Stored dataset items
==*==

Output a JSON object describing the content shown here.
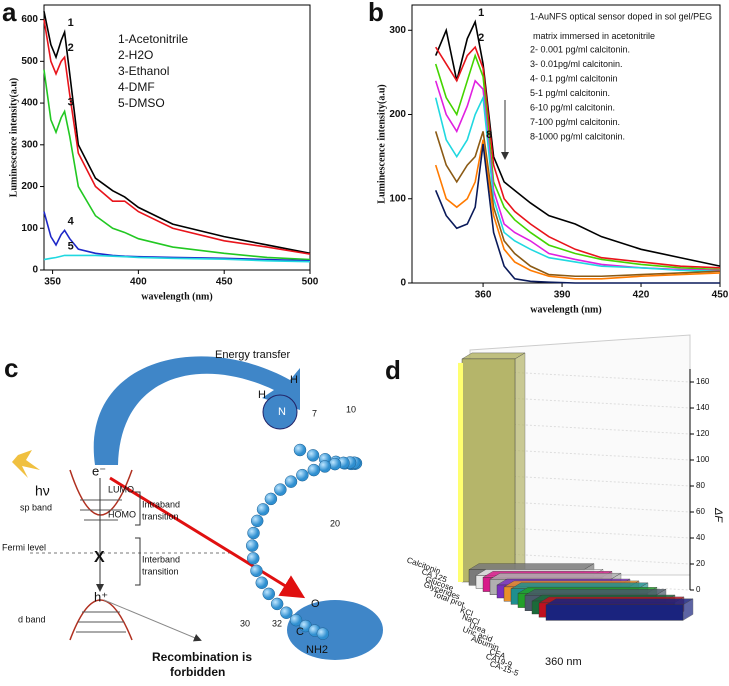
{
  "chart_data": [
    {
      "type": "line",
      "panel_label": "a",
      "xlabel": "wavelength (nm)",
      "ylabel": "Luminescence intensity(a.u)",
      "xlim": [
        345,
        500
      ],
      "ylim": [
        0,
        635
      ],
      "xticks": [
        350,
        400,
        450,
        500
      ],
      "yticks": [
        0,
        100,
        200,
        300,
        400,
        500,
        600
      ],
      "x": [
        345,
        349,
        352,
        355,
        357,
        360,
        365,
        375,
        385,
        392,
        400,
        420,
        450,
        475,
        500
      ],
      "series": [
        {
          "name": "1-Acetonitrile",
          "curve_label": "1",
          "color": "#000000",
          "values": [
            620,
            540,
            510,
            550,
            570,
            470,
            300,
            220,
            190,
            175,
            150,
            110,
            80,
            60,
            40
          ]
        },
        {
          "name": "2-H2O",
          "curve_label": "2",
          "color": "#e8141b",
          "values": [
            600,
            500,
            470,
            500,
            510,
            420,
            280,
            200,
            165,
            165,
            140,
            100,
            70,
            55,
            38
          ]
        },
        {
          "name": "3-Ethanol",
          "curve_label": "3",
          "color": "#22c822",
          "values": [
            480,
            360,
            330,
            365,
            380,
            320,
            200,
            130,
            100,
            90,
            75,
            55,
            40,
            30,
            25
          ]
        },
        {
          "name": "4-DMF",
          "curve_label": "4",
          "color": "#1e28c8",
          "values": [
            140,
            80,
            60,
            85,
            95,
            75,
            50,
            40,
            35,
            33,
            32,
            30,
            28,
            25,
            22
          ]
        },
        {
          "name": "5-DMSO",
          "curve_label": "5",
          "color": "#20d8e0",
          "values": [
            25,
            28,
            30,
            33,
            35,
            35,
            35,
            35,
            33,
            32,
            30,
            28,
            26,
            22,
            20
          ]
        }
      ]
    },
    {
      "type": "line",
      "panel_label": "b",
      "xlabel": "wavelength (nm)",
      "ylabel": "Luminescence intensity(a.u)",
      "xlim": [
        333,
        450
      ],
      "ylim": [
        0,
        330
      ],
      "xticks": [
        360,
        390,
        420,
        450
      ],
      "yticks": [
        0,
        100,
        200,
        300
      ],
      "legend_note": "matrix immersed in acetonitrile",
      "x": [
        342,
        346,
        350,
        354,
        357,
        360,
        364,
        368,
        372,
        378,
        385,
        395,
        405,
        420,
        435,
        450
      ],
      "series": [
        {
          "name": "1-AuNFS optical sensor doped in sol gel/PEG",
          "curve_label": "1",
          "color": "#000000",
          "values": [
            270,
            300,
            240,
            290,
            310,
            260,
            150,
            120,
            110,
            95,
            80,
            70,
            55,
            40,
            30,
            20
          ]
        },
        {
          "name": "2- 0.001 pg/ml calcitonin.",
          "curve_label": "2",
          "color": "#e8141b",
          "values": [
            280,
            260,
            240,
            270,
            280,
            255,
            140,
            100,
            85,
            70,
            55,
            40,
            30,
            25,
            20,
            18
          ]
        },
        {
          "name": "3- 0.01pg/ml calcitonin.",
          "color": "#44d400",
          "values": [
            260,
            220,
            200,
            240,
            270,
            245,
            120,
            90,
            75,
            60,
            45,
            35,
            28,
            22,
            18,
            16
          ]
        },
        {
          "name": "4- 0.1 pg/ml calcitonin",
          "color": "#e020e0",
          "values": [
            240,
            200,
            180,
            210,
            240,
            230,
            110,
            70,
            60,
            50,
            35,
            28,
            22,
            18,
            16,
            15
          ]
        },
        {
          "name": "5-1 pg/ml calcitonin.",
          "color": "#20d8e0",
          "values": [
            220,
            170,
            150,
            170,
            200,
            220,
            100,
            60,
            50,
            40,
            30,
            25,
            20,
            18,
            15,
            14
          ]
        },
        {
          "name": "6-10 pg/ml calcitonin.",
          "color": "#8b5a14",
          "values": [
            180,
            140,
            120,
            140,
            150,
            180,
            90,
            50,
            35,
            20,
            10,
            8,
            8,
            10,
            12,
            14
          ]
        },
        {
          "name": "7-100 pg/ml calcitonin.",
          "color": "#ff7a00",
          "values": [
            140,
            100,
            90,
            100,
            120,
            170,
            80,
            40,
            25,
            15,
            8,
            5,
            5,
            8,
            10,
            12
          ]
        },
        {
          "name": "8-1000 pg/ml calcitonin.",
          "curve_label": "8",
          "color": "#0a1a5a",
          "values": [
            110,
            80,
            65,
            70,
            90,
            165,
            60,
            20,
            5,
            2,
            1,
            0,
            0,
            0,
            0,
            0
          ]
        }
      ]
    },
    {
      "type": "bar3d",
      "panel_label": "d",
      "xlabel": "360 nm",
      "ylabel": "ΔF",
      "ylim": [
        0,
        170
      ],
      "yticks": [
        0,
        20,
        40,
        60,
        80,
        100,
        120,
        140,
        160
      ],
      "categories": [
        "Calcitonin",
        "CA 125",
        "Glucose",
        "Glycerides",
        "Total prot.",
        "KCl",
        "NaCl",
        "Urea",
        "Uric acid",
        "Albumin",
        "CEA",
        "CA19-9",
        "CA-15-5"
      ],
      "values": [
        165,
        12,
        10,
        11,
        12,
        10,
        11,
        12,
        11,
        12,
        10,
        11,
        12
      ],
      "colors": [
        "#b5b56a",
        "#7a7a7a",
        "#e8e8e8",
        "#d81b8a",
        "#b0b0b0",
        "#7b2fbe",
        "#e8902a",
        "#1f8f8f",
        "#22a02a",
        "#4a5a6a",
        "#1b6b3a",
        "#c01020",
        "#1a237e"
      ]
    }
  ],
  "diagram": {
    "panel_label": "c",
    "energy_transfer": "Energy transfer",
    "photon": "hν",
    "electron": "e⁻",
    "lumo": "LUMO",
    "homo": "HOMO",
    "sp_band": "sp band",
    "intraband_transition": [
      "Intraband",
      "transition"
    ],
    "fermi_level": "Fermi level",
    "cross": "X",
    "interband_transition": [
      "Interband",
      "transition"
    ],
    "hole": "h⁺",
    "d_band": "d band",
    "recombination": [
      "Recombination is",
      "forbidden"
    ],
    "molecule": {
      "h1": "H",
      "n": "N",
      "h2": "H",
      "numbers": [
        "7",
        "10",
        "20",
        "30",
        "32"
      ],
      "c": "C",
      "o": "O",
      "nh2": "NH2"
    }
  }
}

==*==

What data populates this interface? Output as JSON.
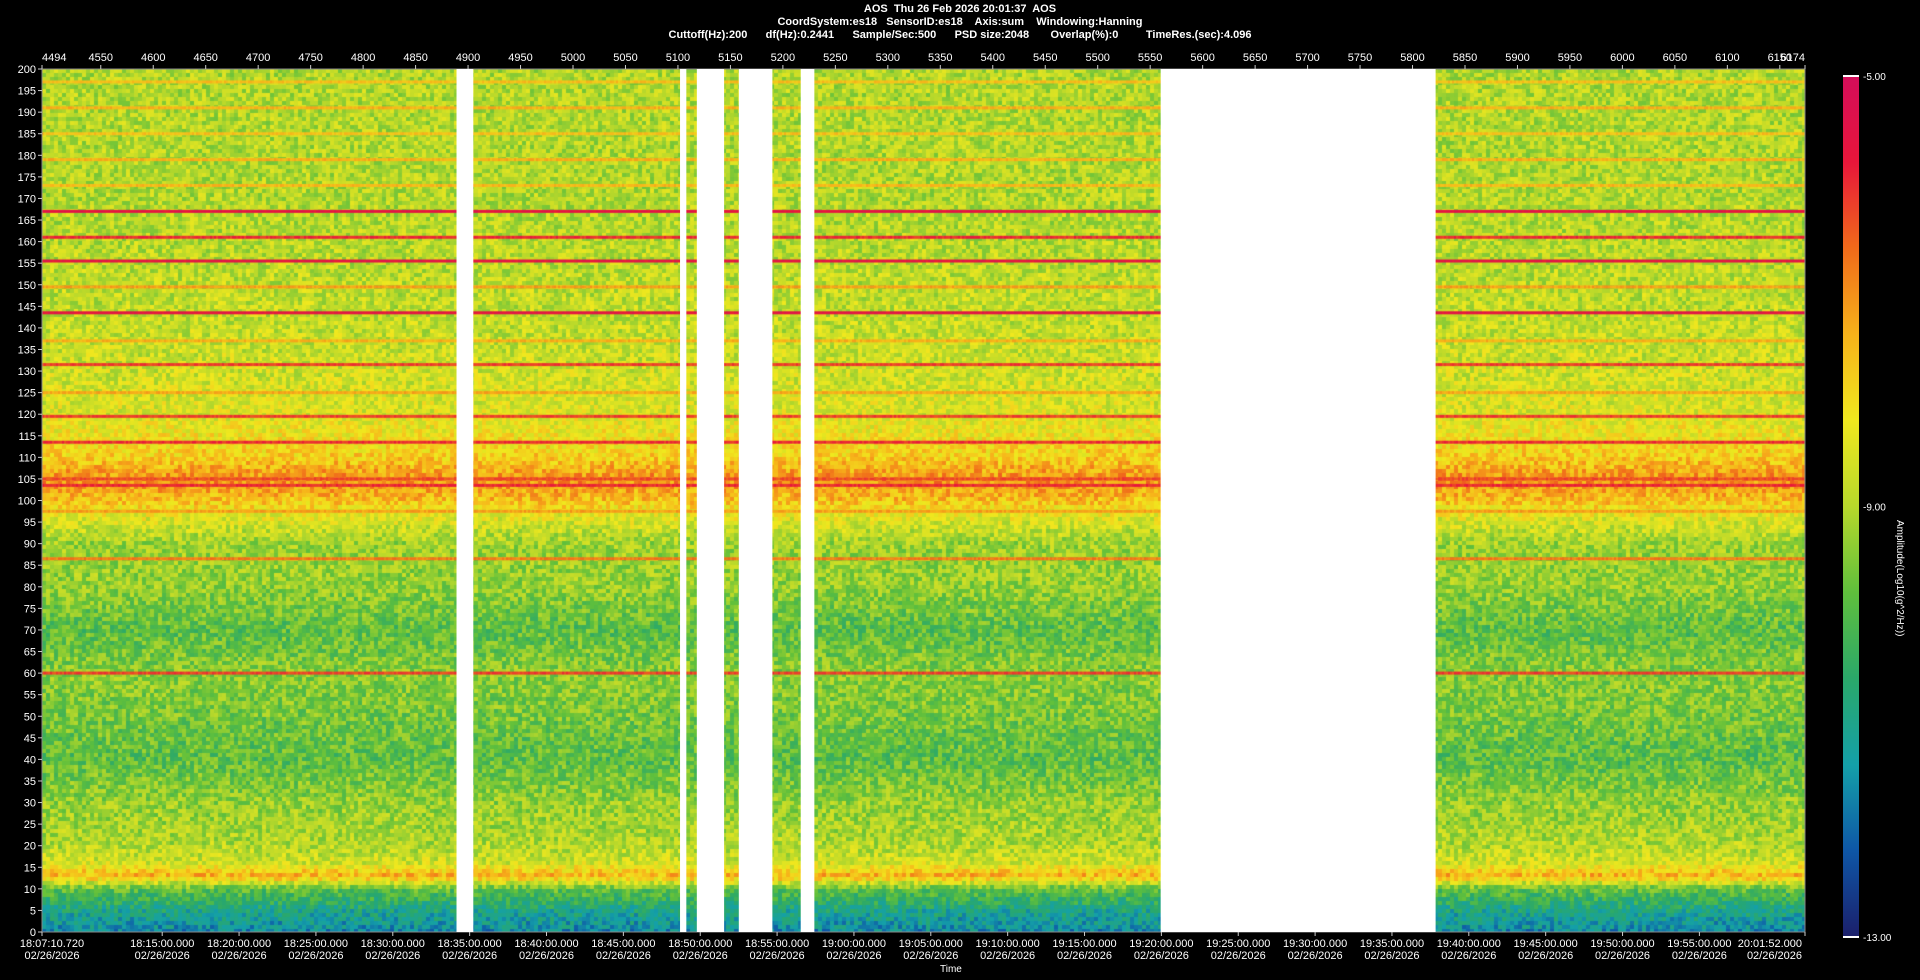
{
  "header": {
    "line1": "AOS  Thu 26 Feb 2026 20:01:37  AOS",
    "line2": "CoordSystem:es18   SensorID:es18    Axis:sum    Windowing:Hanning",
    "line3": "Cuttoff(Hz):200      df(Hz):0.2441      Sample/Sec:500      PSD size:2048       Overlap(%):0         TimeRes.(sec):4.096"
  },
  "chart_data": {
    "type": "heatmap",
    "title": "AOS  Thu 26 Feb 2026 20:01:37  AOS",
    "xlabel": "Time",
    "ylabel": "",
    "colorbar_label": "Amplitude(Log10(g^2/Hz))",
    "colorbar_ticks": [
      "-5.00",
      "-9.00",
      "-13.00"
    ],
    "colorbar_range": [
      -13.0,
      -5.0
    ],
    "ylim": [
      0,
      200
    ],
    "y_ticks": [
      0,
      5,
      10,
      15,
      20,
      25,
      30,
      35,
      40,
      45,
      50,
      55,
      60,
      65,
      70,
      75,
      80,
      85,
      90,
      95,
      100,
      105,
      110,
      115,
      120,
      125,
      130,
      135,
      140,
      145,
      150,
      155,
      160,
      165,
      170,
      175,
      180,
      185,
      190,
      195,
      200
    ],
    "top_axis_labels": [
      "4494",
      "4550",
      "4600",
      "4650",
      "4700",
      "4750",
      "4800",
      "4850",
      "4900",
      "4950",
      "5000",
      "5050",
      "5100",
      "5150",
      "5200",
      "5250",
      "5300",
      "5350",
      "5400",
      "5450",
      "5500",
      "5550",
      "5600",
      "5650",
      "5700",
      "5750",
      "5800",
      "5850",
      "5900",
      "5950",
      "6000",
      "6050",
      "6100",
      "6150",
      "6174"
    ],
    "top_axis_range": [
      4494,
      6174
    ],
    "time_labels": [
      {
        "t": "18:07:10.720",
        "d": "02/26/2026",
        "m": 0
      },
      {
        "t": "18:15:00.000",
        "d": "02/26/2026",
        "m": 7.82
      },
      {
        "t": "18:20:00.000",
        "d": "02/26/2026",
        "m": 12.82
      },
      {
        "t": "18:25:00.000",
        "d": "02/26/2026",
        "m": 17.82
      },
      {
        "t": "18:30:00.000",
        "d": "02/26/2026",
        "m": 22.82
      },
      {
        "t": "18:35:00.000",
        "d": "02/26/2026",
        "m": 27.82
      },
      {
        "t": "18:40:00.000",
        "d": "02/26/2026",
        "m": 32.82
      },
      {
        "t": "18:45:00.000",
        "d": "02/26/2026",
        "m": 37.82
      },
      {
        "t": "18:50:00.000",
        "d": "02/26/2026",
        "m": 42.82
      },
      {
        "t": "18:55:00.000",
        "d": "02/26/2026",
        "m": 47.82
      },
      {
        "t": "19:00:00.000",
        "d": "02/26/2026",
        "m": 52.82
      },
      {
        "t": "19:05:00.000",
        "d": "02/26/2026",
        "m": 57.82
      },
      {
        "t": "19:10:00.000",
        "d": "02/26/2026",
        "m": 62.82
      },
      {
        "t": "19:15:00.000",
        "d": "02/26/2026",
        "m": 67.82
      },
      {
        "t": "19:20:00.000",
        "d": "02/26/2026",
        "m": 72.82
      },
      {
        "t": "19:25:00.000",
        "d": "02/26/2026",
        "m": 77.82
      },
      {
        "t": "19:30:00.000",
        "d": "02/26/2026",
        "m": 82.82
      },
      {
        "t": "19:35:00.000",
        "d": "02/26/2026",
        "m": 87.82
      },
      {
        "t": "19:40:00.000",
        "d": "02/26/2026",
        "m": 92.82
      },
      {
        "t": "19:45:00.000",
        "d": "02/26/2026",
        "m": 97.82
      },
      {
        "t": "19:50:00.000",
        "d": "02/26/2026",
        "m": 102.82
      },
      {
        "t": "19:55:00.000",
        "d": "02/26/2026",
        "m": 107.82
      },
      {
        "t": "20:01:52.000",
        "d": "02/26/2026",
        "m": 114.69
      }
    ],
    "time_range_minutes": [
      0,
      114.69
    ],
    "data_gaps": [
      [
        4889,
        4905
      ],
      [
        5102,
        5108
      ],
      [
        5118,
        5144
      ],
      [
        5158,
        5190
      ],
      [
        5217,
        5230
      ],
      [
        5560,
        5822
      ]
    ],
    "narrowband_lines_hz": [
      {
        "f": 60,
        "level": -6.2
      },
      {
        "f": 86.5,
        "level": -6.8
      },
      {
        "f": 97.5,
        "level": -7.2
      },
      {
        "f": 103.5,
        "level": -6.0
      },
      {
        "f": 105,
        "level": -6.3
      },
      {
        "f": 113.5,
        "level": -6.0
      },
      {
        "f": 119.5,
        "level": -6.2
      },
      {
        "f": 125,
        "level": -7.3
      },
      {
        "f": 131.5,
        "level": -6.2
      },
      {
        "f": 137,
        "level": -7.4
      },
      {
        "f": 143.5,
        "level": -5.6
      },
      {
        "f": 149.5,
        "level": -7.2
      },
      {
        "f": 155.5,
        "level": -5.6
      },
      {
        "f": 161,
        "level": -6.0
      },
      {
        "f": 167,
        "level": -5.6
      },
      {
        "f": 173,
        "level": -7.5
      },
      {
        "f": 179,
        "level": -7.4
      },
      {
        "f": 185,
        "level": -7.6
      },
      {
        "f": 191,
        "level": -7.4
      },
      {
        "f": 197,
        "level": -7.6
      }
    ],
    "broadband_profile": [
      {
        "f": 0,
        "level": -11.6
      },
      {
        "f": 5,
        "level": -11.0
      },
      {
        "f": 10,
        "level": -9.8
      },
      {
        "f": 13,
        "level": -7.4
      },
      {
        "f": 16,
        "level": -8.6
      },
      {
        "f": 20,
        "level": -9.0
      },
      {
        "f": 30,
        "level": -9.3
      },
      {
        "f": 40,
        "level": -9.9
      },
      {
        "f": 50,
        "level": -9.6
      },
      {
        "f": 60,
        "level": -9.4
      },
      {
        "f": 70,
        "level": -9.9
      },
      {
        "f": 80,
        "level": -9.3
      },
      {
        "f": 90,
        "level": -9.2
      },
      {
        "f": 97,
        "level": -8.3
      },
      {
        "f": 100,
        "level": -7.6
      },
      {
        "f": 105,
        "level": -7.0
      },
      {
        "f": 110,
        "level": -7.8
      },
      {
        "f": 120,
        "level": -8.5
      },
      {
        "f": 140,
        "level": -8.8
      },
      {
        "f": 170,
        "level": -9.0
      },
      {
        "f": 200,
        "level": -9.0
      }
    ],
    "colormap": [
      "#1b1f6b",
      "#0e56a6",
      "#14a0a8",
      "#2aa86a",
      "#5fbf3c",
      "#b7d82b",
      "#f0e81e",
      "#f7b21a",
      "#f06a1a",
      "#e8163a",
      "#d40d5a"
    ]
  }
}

==*==

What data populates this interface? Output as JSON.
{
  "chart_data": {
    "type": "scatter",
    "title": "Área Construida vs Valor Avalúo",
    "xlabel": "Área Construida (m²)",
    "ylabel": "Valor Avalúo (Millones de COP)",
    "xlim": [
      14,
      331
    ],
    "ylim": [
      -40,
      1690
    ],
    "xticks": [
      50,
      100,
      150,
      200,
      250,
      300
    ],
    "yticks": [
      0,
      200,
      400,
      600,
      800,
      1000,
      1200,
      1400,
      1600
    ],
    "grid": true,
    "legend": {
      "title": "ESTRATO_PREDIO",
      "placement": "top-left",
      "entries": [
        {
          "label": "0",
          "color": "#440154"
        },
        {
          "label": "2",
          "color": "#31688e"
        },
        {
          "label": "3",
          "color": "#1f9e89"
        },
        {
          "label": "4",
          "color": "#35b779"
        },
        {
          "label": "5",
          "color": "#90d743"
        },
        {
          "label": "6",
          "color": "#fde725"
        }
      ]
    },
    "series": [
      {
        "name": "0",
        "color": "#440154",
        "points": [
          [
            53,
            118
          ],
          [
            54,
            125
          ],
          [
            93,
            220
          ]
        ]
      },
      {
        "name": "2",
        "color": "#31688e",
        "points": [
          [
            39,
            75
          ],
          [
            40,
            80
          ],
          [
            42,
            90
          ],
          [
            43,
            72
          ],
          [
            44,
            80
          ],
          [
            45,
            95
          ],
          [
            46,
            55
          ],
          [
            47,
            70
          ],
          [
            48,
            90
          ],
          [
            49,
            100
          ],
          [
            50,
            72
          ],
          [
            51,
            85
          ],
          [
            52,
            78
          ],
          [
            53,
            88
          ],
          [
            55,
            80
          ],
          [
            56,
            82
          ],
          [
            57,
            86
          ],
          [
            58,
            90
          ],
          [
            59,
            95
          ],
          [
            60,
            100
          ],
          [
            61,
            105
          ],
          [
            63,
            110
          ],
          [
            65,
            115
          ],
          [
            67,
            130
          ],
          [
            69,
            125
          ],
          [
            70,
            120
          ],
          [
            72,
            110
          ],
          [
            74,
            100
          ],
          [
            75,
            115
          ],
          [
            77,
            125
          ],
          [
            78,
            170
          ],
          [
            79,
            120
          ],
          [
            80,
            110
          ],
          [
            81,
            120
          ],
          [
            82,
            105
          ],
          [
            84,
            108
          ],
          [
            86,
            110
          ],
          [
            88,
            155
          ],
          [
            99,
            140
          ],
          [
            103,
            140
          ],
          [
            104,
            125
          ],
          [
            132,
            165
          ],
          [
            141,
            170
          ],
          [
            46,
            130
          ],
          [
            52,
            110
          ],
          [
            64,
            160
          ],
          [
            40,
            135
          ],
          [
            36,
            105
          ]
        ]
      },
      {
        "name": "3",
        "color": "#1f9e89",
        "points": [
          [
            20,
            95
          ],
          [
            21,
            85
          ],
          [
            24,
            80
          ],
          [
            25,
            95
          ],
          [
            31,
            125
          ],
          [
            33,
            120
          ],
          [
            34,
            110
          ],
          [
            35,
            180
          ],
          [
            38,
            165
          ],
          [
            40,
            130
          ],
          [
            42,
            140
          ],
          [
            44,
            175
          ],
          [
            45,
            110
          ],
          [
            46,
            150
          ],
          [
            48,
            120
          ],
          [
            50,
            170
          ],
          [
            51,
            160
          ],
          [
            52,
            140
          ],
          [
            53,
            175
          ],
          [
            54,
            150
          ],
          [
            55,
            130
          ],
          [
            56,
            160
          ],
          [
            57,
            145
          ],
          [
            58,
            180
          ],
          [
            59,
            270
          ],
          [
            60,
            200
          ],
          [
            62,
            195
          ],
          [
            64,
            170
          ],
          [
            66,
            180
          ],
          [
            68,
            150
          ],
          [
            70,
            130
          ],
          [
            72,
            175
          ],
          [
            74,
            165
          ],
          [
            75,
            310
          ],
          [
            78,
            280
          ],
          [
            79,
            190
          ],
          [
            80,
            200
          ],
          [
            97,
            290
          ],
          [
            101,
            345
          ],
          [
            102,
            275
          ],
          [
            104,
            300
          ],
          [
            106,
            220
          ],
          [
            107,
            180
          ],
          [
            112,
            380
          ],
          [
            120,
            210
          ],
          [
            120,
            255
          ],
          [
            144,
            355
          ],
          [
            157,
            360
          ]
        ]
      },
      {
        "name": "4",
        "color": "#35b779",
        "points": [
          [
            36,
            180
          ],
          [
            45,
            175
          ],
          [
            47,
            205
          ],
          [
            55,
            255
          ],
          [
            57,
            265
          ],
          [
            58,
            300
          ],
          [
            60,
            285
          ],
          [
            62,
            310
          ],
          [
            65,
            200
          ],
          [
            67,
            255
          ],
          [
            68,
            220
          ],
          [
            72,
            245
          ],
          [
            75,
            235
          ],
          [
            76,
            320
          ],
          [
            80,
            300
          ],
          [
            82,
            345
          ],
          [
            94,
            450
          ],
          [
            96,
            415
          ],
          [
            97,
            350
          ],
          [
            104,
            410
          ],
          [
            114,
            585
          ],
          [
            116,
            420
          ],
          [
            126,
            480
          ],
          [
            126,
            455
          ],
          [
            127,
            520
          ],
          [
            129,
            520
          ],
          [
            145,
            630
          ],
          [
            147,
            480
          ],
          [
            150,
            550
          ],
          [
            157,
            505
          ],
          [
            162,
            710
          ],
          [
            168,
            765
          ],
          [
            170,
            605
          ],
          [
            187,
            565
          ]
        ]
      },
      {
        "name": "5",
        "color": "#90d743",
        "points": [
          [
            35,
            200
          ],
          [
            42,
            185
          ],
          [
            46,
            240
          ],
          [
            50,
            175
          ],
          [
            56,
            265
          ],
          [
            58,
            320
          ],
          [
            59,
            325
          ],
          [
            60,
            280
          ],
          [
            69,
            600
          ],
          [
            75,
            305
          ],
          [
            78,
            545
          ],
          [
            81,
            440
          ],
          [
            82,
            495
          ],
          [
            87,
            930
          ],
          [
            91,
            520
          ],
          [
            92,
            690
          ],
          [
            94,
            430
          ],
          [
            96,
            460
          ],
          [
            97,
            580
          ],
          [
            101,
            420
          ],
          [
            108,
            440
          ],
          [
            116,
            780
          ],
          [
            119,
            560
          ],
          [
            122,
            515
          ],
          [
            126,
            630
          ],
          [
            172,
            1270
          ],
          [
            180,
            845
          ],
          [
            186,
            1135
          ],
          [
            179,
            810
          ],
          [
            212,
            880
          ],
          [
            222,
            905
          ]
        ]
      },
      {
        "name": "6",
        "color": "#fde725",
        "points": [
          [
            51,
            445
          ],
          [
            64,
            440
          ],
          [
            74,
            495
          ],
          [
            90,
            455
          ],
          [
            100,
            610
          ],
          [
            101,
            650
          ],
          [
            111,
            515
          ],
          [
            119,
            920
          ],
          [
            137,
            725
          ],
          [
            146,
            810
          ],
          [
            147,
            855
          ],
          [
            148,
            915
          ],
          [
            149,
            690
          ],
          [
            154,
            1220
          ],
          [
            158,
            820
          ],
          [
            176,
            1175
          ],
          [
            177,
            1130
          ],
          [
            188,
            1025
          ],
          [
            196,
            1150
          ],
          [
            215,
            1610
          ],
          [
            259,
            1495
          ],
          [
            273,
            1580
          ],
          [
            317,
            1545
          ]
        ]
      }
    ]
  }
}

==*==

*Problem statement:* Every line that holds the string "xlabel" should be returned.

*Finished task:*
      "xlabel": "wavelength (nm)",
      "xlabel": "wavelength (nm)",
      "xlabel": "360 nm",
    "xlabel": "Time",
    "xlabel": "Área Construida (m²)",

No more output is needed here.